Write out the entire listing below exactly as it appears, minus any pictures.

-- start TASK INPUTS --

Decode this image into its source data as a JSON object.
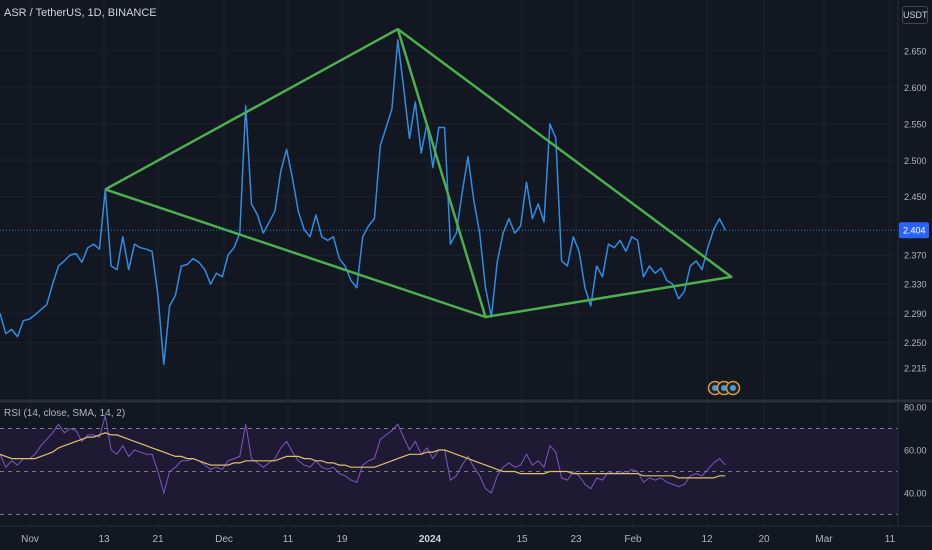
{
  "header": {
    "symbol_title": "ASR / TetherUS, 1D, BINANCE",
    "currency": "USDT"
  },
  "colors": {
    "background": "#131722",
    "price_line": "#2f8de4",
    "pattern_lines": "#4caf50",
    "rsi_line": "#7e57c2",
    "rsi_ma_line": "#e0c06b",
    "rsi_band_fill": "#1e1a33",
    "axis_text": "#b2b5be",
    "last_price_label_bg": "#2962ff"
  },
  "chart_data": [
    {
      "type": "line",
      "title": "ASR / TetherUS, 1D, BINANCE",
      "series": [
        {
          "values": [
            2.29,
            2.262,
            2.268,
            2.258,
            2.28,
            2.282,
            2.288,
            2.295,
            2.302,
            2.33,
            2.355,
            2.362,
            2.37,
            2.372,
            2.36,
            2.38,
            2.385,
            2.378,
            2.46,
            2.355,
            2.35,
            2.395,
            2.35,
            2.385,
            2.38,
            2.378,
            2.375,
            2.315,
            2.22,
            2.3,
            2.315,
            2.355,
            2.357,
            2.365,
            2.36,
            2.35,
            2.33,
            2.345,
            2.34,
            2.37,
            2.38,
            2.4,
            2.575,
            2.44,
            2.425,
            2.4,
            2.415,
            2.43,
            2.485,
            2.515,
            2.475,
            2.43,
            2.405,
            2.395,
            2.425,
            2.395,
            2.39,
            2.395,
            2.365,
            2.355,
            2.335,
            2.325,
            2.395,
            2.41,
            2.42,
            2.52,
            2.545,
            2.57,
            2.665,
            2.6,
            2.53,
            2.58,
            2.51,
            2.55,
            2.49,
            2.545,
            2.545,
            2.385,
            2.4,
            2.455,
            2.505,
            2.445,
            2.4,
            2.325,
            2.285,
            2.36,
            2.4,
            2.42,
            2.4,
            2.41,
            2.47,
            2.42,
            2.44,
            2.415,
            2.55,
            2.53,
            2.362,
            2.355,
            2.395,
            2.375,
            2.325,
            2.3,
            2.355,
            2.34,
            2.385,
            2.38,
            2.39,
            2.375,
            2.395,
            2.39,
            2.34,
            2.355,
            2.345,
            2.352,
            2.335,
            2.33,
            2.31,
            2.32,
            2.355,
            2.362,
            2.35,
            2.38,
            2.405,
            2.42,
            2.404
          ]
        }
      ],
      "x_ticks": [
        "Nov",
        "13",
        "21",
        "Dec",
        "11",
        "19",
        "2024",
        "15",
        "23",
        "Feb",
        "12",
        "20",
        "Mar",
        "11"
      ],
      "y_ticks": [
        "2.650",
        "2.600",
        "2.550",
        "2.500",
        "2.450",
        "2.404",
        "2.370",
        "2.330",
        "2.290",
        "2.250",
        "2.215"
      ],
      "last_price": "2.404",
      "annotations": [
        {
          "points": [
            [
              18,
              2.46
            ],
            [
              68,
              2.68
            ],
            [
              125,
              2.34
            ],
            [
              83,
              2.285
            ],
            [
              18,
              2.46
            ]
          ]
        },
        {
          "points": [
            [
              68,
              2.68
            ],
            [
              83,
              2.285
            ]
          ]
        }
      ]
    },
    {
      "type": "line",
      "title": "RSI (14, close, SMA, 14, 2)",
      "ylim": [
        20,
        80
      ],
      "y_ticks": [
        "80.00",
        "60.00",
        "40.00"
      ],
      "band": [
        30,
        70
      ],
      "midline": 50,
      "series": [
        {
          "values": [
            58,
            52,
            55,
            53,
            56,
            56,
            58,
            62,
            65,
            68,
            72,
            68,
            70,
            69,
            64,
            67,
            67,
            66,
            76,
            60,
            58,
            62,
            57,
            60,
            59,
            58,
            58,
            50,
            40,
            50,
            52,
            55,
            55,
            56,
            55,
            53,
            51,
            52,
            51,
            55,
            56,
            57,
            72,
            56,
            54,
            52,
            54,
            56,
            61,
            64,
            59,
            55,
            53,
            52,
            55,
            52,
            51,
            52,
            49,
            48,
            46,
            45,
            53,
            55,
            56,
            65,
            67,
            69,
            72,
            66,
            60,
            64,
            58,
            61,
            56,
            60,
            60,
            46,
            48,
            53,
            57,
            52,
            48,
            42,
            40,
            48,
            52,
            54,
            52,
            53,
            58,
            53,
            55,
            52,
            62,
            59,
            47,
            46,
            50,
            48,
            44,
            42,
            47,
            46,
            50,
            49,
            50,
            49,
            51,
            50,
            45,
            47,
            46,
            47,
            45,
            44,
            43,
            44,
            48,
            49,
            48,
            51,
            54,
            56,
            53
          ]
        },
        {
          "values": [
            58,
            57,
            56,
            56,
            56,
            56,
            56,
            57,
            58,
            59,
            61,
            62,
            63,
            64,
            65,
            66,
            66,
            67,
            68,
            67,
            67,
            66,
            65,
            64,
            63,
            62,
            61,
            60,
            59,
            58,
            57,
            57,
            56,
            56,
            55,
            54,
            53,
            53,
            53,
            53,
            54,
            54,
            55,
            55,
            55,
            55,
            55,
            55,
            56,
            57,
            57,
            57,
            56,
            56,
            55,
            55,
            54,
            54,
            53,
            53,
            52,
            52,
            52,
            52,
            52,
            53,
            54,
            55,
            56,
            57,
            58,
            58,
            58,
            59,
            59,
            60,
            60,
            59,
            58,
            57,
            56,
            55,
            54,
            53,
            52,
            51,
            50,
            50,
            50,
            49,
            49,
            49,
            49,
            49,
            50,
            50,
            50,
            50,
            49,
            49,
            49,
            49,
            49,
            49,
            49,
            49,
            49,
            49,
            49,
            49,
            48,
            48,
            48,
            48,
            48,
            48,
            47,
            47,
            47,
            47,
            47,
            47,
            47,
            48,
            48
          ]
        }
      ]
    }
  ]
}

-- end TASK INPUTS --

**RESPONSE**
Decode this image into its source data as a JSON object.
{
  "header": {
    "symbol_title": "ASR / TetherUS, 1D, BINANCE",
    "currency": "USDT"
  },
  "colors": {
    "background": "#131722",
    "price_line": "#2f8de4",
    "pattern_lines": "#4caf50",
    "rsi_line": "#7e57c2",
    "rsi_ma_line": "#e0c06b",
    "rsi_band_fill": "#1e1a33",
    "axis_text": "#b2b5be",
    "last_price_label_bg": "#2962ff"
  },
  "chart_data": [
    {
      "type": "line",
      "title": "ASR / TetherUS, 1D, BINANCE",
      "series": [
        {
          "values": [
            2.29,
            2.262,
            2.268,
            2.258,
            2.28,
            2.282,
            2.288,
            2.295,
            2.302,
            2.33,
            2.355,
            2.362,
            2.37,
            2.372,
            2.36,
            2.38,
            2.385,
            2.378,
            2.46,
            2.355,
            2.35,
            2.395,
            2.35,
            2.385,
            2.38,
            2.378,
            2.375,
            2.315,
            2.22,
            2.3,
            2.315,
            2.355,
            2.357,
            2.365,
            2.36,
            2.35,
            2.33,
            2.345,
            2.34,
            2.37,
            2.38,
            2.4,
            2.575,
            2.44,
            2.425,
            2.4,
            2.415,
            2.43,
            2.485,
            2.515,
            2.475,
            2.43,
            2.405,
            2.395,
            2.425,
            2.395,
            2.39,
            2.395,
            2.365,
            2.355,
            2.335,
            2.325,
            2.395,
            2.41,
            2.42,
            2.52,
            2.545,
            2.57,
            2.665,
            2.6,
            2.53,
            2.58,
            2.51,
            2.55,
            2.49,
            2.545,
            2.545,
            2.385,
            2.4,
            2.455,
            2.505,
            2.445,
            2.4,
            2.325,
            2.285,
            2.36,
            2.4,
            2.42,
            2.4,
            2.41,
            2.47,
            2.42,
            2.44,
            2.415,
            2.55,
            2.53,
            2.362,
            2.355,
            2.395,
            2.375,
            2.325,
            2.3,
            2.355,
            2.34,
            2.385,
            2.38,
            2.39,
            2.375,
            2.395,
            2.39,
            2.34,
            2.355,
            2.345,
            2.352,
            2.335,
            2.33,
            2.31,
            2.32,
            2.355,
            2.362,
            2.35,
            2.38,
            2.405,
            2.42,
            2.404
          ]
        }
      ],
      "x_ticks": [
        "Nov",
        "13",
        "21",
        "Dec",
        "11",
        "19",
        "2024",
        "15",
        "23",
        "Feb",
        "12",
        "20",
        "Mar",
        "11"
      ],
      "y_ticks": [
        "2.650",
        "2.600",
        "2.550",
        "2.500",
        "2.450",
        "2.404",
        "2.370",
        "2.330",
        "2.290",
        "2.250",
        "2.215"
      ],
      "last_price": "2.404",
      "annotations": [
        {
          "points": [
            [
              18,
              2.46
            ],
            [
              68,
              2.68
            ],
            [
              125,
              2.34
            ],
            [
              83,
              2.285
            ],
            [
              18,
              2.46
            ]
          ]
        },
        {
          "points": [
            [
              68,
              2.68
            ],
            [
              83,
              2.285
            ]
          ]
        }
      ]
    },
    {
      "type": "line",
      "title": "RSI (14, close, SMA, 14, 2)",
      "ylim": [
        20,
        80
      ],
      "y_ticks": [
        "80.00",
        "60.00",
        "40.00"
      ],
      "band": [
        30,
        70
      ],
      "midline": 50,
      "series": [
        {
          "values": [
            58,
            52,
            55,
            53,
            56,
            56,
            58,
            62,
            65,
            68,
            72,
            68,
            70,
            69,
            64,
            67,
            67,
            66,
            76,
            60,
            58,
            62,
            57,
            60,
            59,
            58,
            58,
            50,
            40,
            50,
            52,
            55,
            55,
            56,
            55,
            53,
            51,
            52,
            51,
            55,
            56,
            57,
            72,
            56,
            54,
            52,
            54,
            56,
            61,
            64,
            59,
            55,
            53,
            52,
            55,
            52,
            51,
            52,
            49,
            48,
            46,
            45,
            53,
            55,
            56,
            65,
            67,
            69,
            72,
            66,
            60,
            64,
            58,
            61,
            56,
            60,
            60,
            46,
            48,
            53,
            57,
            52,
            48,
            42,
            40,
            48,
            52,
            54,
            52,
            53,
            58,
            53,
            55,
            52,
            62,
            59,
            47,
            46,
            50,
            48,
            44,
            42,
            47,
            46,
            50,
            49,
            50,
            49,
            51,
            50,
            45,
            47,
            46,
            47,
            45,
            44,
            43,
            44,
            48,
            49,
            48,
            51,
            54,
            56,
            53
          ]
        },
        {
          "values": [
            58,
            57,
            56,
            56,
            56,
            56,
            56,
            57,
            58,
            59,
            61,
            62,
            63,
            64,
            65,
            66,
            66,
            67,
            68,
            67,
            67,
            66,
            65,
            64,
            63,
            62,
            61,
            60,
            59,
            58,
            57,
            57,
            56,
            56,
            55,
            54,
            53,
            53,
            53,
            53,
            54,
            54,
            55,
            55,
            55,
            55,
            55,
            55,
            56,
            57,
            57,
            57,
            56,
            56,
            55,
            55,
            54,
            54,
            53,
            53,
            52,
            52,
            52,
            52,
            52,
            53,
            54,
            55,
            56,
            57,
            58,
            58,
            58,
            59,
            59,
            60,
            60,
            59,
            58,
            57,
            56,
            55,
            54,
            53,
            52,
            51,
            50,
            50,
            50,
            49,
            49,
            49,
            49,
            49,
            50,
            50,
            50,
            50,
            49,
            49,
            49,
            49,
            49,
            49,
            49,
            49,
            49,
            49,
            49,
            49,
            48,
            48,
            48,
            48,
            48,
            48,
            47,
            47,
            47,
            47,
            47,
            47,
            47,
            48,
            48
          ]
        }
      ]
    }
  ]
}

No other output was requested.